**STATED PROBLEM**
Each entry below is to be written out exactly, and the pictures are to be left out.
───── INPUT ROWS ─────
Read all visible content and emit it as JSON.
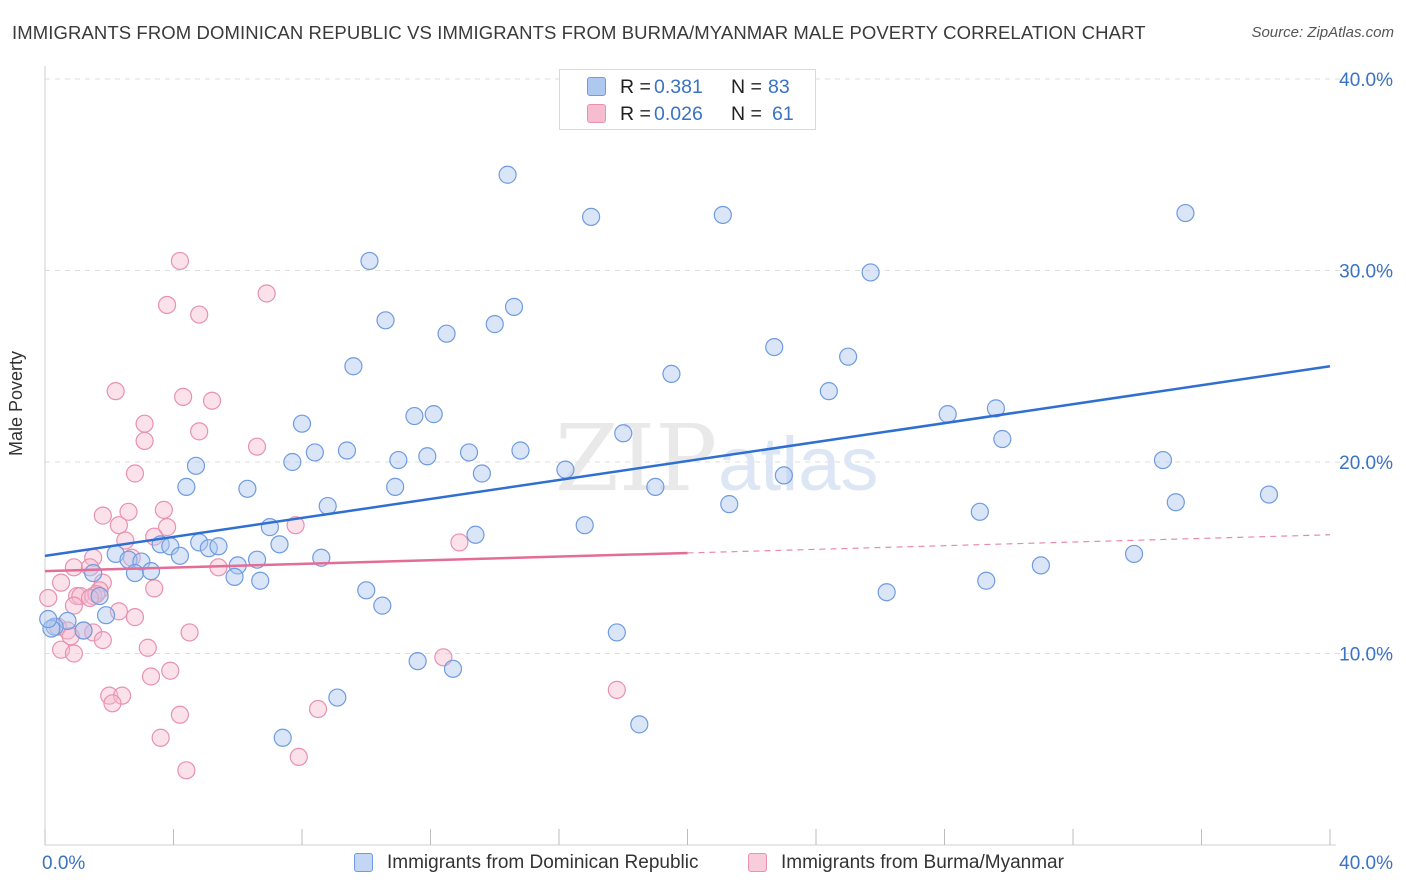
{
  "title": "IMMIGRANTS FROM DOMINICAN REPUBLIC VS IMMIGRANTS FROM BURMA/MYANMAR MALE POVERTY CORRELATION CHART",
  "source": "Source: ZipAtlas.com",
  "watermark": {
    "zip": "ZIP",
    "atlas": "atlas"
  },
  "legend": {
    "r_label": "R =",
    "n_label": "N =",
    "rows": [
      {
        "r": "0.381",
        "n": "83"
      },
      {
        "r": "0.026",
        "n": "61"
      }
    ]
  },
  "colors": {
    "blue_fill": "#aec8ef",
    "blue_stroke": "#6f9be0",
    "blue_line": "#2f6fd1",
    "pink_fill": "#f6bcd0",
    "pink_stroke": "#e891b0",
    "pink_line": "#e36d96",
    "axis_text": "#3a72c4",
    "grid": "#dedede"
  },
  "chart_data": {
    "type": "scatter",
    "title": "IMMIGRANTS FROM DOMINICAN REPUBLIC VS IMMIGRANTS FROM BURMA/MYANMAR MALE POVERTY CORRELATION CHART",
    "xlabel": "",
    "ylabel": "Male Poverty",
    "xlim": [
      0,
      40
    ],
    "ylim": [
      0,
      40
    ],
    "x_tick_labels": [
      "0.0%",
      "40.0%"
    ],
    "y_ticks": [
      10,
      20,
      30,
      40
    ],
    "y_tick_labels": [
      "10.0%",
      "20.0%",
      "30.0%",
      "40.0%"
    ],
    "series": [
      {
        "name": "Immigrants from Dominican Republic",
        "color": "blue",
        "r": 0.381,
        "n": 83,
        "trend": {
          "x": [
            0,
            40
          ],
          "y": [
            15.1,
            25.0
          ],
          "solid_to": 40
        },
        "points": [
          [
            14.4,
            35.0
          ],
          [
            17.0,
            32.8
          ],
          [
            21.1,
            32.9
          ],
          [
            35.5,
            33.0
          ],
          [
            10.1,
            30.5
          ],
          [
            25.7,
            29.9
          ],
          [
            10.6,
            27.4
          ],
          [
            12.5,
            26.7
          ],
          [
            14.0,
            27.2
          ],
          [
            14.6,
            28.1
          ],
          [
            22.7,
            26.0
          ],
          [
            19.5,
            24.6
          ],
          [
            25.0,
            25.5
          ],
          [
            9.6,
            25.0
          ],
          [
            24.4,
            23.7
          ],
          [
            28.1,
            22.5
          ],
          [
            29.6,
            22.8
          ],
          [
            11.5,
            22.4
          ],
          [
            12.1,
            22.5
          ],
          [
            8.0,
            22.0
          ],
          [
            18.0,
            21.5
          ],
          [
            29.8,
            21.2
          ],
          [
            8.4,
            20.5
          ],
          [
            9.4,
            20.6
          ],
          [
            11.0,
            20.1
          ],
          [
            11.9,
            20.3
          ],
          [
            13.2,
            20.5
          ],
          [
            14.8,
            20.6
          ],
          [
            7.7,
            20.0
          ],
          [
            4.7,
            19.8
          ],
          [
            13.6,
            19.4
          ],
          [
            16.2,
            19.6
          ],
          [
            23.0,
            19.3
          ],
          [
            34.8,
            20.1
          ],
          [
            4.4,
            18.7
          ],
          [
            6.3,
            18.6
          ],
          [
            10.9,
            18.7
          ],
          [
            19.0,
            18.7
          ],
          [
            21.3,
            17.8
          ],
          [
            35.2,
            17.9
          ],
          [
            38.1,
            18.3
          ],
          [
            8.8,
            17.7
          ],
          [
            29.1,
            17.4
          ],
          [
            16.8,
            16.7
          ],
          [
            7.0,
            16.6
          ],
          [
            13.4,
            16.2
          ],
          [
            3.6,
            15.7
          ],
          [
            3.9,
            15.6
          ],
          [
            4.8,
            15.8
          ],
          [
            5.1,
            15.5
          ],
          [
            5.4,
            15.6
          ],
          [
            7.3,
            15.7
          ],
          [
            2.2,
            15.2
          ],
          [
            4.2,
            15.1
          ],
          [
            8.6,
            15.0
          ],
          [
            2.6,
            14.9
          ],
          [
            3.0,
            14.8
          ],
          [
            6.0,
            14.6
          ],
          [
            6.6,
            14.9
          ],
          [
            31.0,
            14.6
          ],
          [
            33.9,
            15.2
          ],
          [
            1.5,
            14.2
          ],
          [
            2.8,
            14.2
          ],
          [
            3.3,
            14.3
          ],
          [
            5.9,
            14.0
          ],
          [
            6.7,
            13.8
          ],
          [
            29.3,
            13.8
          ],
          [
            1.7,
            13.0
          ],
          [
            10.0,
            13.3
          ],
          [
            26.2,
            13.2
          ],
          [
            10.5,
            12.5
          ],
          [
            1.9,
            12.0
          ],
          [
            0.7,
            11.7
          ],
          [
            0.3,
            11.4
          ],
          [
            1.2,
            11.2
          ],
          [
            0.2,
            11.3
          ],
          [
            17.8,
            11.1
          ],
          [
            11.6,
            9.6
          ],
          [
            12.7,
            9.2
          ],
          [
            9.1,
            7.7
          ],
          [
            18.5,
            6.3
          ],
          [
            7.4,
            5.6
          ],
          [
            0.1,
            11.8
          ]
        ]
      },
      {
        "name": "Immigrants from Burma/Myanmar",
        "color": "pink",
        "r": 0.026,
        "n": 61,
        "trend": {
          "x": [
            0,
            40
          ],
          "y": [
            14.3,
            16.2
          ],
          "solid_to": 20
        },
        "points": [
          [
            4.2,
            30.5
          ],
          [
            6.9,
            28.8
          ],
          [
            3.8,
            28.2
          ],
          [
            4.8,
            27.7
          ],
          [
            2.2,
            23.7
          ],
          [
            4.3,
            23.4
          ],
          [
            5.2,
            23.2
          ],
          [
            3.1,
            22.0
          ],
          [
            4.8,
            21.6
          ],
          [
            3.1,
            21.1
          ],
          [
            6.6,
            20.8
          ],
          [
            2.8,
            19.4
          ],
          [
            1.8,
            17.2
          ],
          [
            2.6,
            17.4
          ],
          [
            3.7,
            17.5
          ],
          [
            7.8,
            16.7
          ],
          [
            2.3,
            16.7
          ],
          [
            3.8,
            16.6
          ],
          [
            3.4,
            16.1
          ],
          [
            2.5,
            15.9
          ],
          [
            12.9,
            15.8
          ],
          [
            1.5,
            15.0
          ],
          [
            2.7,
            15.0
          ],
          [
            0.9,
            14.5
          ],
          [
            1.4,
            14.5
          ],
          [
            5.4,
            14.5
          ],
          [
            0.5,
            13.7
          ],
          [
            1.8,
            13.7
          ],
          [
            1.7,
            13.3
          ],
          [
            3.4,
            13.4
          ],
          [
            1.0,
            13.0
          ],
          [
            1.1,
            13.0
          ],
          [
            1.5,
            13.0
          ],
          [
            1.6,
            13.1
          ],
          [
            1.4,
            12.9
          ],
          [
            0.9,
            12.5
          ],
          [
            0.1,
            12.9
          ],
          [
            2.3,
            12.2
          ],
          [
            2.8,
            11.9
          ],
          [
            0.4,
            11.4
          ],
          [
            0.7,
            11.2
          ],
          [
            1.2,
            11.2
          ],
          [
            1.5,
            11.1
          ],
          [
            4.5,
            11.1
          ],
          [
            0.8,
            10.9
          ],
          [
            1.8,
            10.7
          ],
          [
            0.5,
            10.2
          ],
          [
            3.2,
            10.3
          ],
          [
            0.9,
            10.0
          ],
          [
            12.4,
            9.8
          ],
          [
            3.9,
            9.1
          ],
          [
            3.3,
            8.8
          ],
          [
            2.0,
            7.8
          ],
          [
            2.4,
            7.8
          ],
          [
            17.8,
            8.1
          ],
          [
            2.1,
            7.4
          ],
          [
            8.5,
            7.1
          ],
          [
            4.2,
            6.8
          ],
          [
            3.6,
            5.6
          ],
          [
            7.9,
            4.6
          ],
          [
            4.4,
            3.9
          ]
        ]
      }
    ]
  }
}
─────
**EXPECTED ANSWER**
Read all visible content and emit it as JSON.
{
  "title": "IMMIGRANTS FROM DOMINICAN REPUBLIC VS IMMIGRANTS FROM BURMA/MYANMAR MALE POVERTY CORRELATION CHART",
  "source": "Source: ZipAtlas.com",
  "watermark": {
    "zip": "ZIP",
    "atlas": "atlas"
  },
  "legend": {
    "r_label": "R =",
    "n_label": "N =",
    "rows": [
      {
        "r": "0.381",
        "n": "83"
      },
      {
        "r": "0.026",
        "n": "61"
      }
    ]
  },
  "colors": {
    "blue_fill": "#aec8ef",
    "blue_stroke": "#6f9be0",
    "blue_line": "#2f6fd1",
    "pink_fill": "#f6bcd0",
    "pink_stroke": "#e891b0",
    "pink_line": "#e36d96",
    "axis_text": "#3a72c4",
    "grid": "#dedede"
  },
  "chart_data": {
    "type": "scatter",
    "title": "IMMIGRANTS FROM DOMINICAN REPUBLIC VS IMMIGRANTS FROM BURMA/MYANMAR MALE POVERTY CORRELATION CHART",
    "xlabel": "",
    "ylabel": "Male Poverty",
    "xlim": [
      0,
      40
    ],
    "ylim": [
      0,
      40
    ],
    "x_tick_labels": [
      "0.0%",
      "40.0%"
    ],
    "y_ticks": [
      10,
      20,
      30,
      40
    ],
    "y_tick_labels": [
      "10.0%",
      "20.0%",
      "30.0%",
      "40.0%"
    ],
    "series": [
      {
        "name": "Immigrants from Dominican Republic",
        "color": "blue",
        "r": 0.381,
        "n": 83,
        "trend": {
          "x": [
            0,
            40
          ],
          "y": [
            15.1,
            25.0
          ],
          "solid_to": 40
        },
        "points": [
          [
            14.4,
            35.0
          ],
          [
            17.0,
            32.8
          ],
          [
            21.1,
            32.9
          ],
          [
            35.5,
            33.0
          ],
          [
            10.1,
            30.5
          ],
          [
            25.7,
            29.9
          ],
          [
            10.6,
            27.4
          ],
          [
            12.5,
            26.7
          ],
          [
            14.0,
            27.2
          ],
          [
            14.6,
            28.1
          ],
          [
            22.7,
            26.0
          ],
          [
            19.5,
            24.6
          ],
          [
            25.0,
            25.5
          ],
          [
            9.6,
            25.0
          ],
          [
            24.4,
            23.7
          ],
          [
            28.1,
            22.5
          ],
          [
            29.6,
            22.8
          ],
          [
            11.5,
            22.4
          ],
          [
            12.1,
            22.5
          ],
          [
            8.0,
            22.0
          ],
          [
            18.0,
            21.5
          ],
          [
            29.8,
            21.2
          ],
          [
            8.4,
            20.5
          ],
          [
            9.4,
            20.6
          ],
          [
            11.0,
            20.1
          ],
          [
            11.9,
            20.3
          ],
          [
            13.2,
            20.5
          ],
          [
            14.8,
            20.6
          ],
          [
            7.7,
            20.0
          ],
          [
            4.7,
            19.8
          ],
          [
            13.6,
            19.4
          ],
          [
            16.2,
            19.6
          ],
          [
            23.0,
            19.3
          ],
          [
            34.8,
            20.1
          ],
          [
            4.4,
            18.7
          ],
          [
            6.3,
            18.6
          ],
          [
            10.9,
            18.7
          ],
          [
            19.0,
            18.7
          ],
          [
            21.3,
            17.8
          ],
          [
            35.2,
            17.9
          ],
          [
            38.1,
            18.3
          ],
          [
            8.8,
            17.7
          ],
          [
            29.1,
            17.4
          ],
          [
            16.8,
            16.7
          ],
          [
            7.0,
            16.6
          ],
          [
            13.4,
            16.2
          ],
          [
            3.6,
            15.7
          ],
          [
            3.9,
            15.6
          ],
          [
            4.8,
            15.8
          ],
          [
            5.1,
            15.5
          ],
          [
            5.4,
            15.6
          ],
          [
            7.3,
            15.7
          ],
          [
            2.2,
            15.2
          ],
          [
            4.2,
            15.1
          ],
          [
            8.6,
            15.0
          ],
          [
            2.6,
            14.9
          ],
          [
            3.0,
            14.8
          ],
          [
            6.0,
            14.6
          ],
          [
            6.6,
            14.9
          ],
          [
            31.0,
            14.6
          ],
          [
            33.9,
            15.2
          ],
          [
            1.5,
            14.2
          ],
          [
            2.8,
            14.2
          ],
          [
            3.3,
            14.3
          ],
          [
            5.9,
            14.0
          ],
          [
            6.7,
            13.8
          ],
          [
            29.3,
            13.8
          ],
          [
            1.7,
            13.0
          ],
          [
            10.0,
            13.3
          ],
          [
            26.2,
            13.2
          ],
          [
            10.5,
            12.5
          ],
          [
            1.9,
            12.0
          ],
          [
            0.7,
            11.7
          ],
          [
            0.3,
            11.4
          ],
          [
            1.2,
            11.2
          ],
          [
            0.2,
            11.3
          ],
          [
            17.8,
            11.1
          ],
          [
            11.6,
            9.6
          ],
          [
            12.7,
            9.2
          ],
          [
            9.1,
            7.7
          ],
          [
            18.5,
            6.3
          ],
          [
            7.4,
            5.6
          ],
          [
            0.1,
            11.8
          ]
        ]
      },
      {
        "name": "Immigrants from Burma/Myanmar",
        "color": "pink",
        "r": 0.026,
        "n": 61,
        "trend": {
          "x": [
            0,
            40
          ],
          "y": [
            14.3,
            16.2
          ],
          "solid_to": 20
        },
        "points": [
          [
            4.2,
            30.5
          ],
          [
            6.9,
            28.8
          ],
          [
            3.8,
            28.2
          ],
          [
            4.8,
            27.7
          ],
          [
            2.2,
            23.7
          ],
          [
            4.3,
            23.4
          ],
          [
            5.2,
            23.2
          ],
          [
            3.1,
            22.0
          ],
          [
            4.8,
            21.6
          ],
          [
            3.1,
            21.1
          ],
          [
            6.6,
            20.8
          ],
          [
            2.8,
            19.4
          ],
          [
            1.8,
            17.2
          ],
          [
            2.6,
            17.4
          ],
          [
            3.7,
            17.5
          ],
          [
            7.8,
            16.7
          ],
          [
            2.3,
            16.7
          ],
          [
            3.8,
            16.6
          ],
          [
            3.4,
            16.1
          ],
          [
            2.5,
            15.9
          ],
          [
            12.9,
            15.8
          ],
          [
            1.5,
            15.0
          ],
          [
            2.7,
            15.0
          ],
          [
            0.9,
            14.5
          ],
          [
            1.4,
            14.5
          ],
          [
            5.4,
            14.5
          ],
          [
            0.5,
            13.7
          ],
          [
            1.8,
            13.7
          ],
          [
            1.7,
            13.3
          ],
          [
            3.4,
            13.4
          ],
          [
            1.0,
            13.0
          ],
          [
            1.1,
            13.0
          ],
          [
            1.5,
            13.0
          ],
          [
            1.6,
            13.1
          ],
          [
            1.4,
            12.9
          ],
          [
            0.9,
            12.5
          ],
          [
            0.1,
            12.9
          ],
          [
            2.3,
            12.2
          ],
          [
            2.8,
            11.9
          ],
          [
            0.4,
            11.4
          ],
          [
            0.7,
            11.2
          ],
          [
            1.2,
            11.2
          ],
          [
            1.5,
            11.1
          ],
          [
            4.5,
            11.1
          ],
          [
            0.8,
            10.9
          ],
          [
            1.8,
            10.7
          ],
          [
            0.5,
            10.2
          ],
          [
            3.2,
            10.3
          ],
          [
            0.9,
            10.0
          ],
          [
            12.4,
            9.8
          ],
          [
            3.9,
            9.1
          ],
          [
            3.3,
            8.8
          ],
          [
            2.0,
            7.8
          ],
          [
            2.4,
            7.8
          ],
          [
            17.8,
            8.1
          ],
          [
            2.1,
            7.4
          ],
          [
            8.5,
            7.1
          ],
          [
            4.2,
            6.8
          ],
          [
            3.6,
            5.6
          ],
          [
            7.9,
            4.6
          ],
          [
            4.4,
            3.9
          ]
        ]
      }
    ]
  }
}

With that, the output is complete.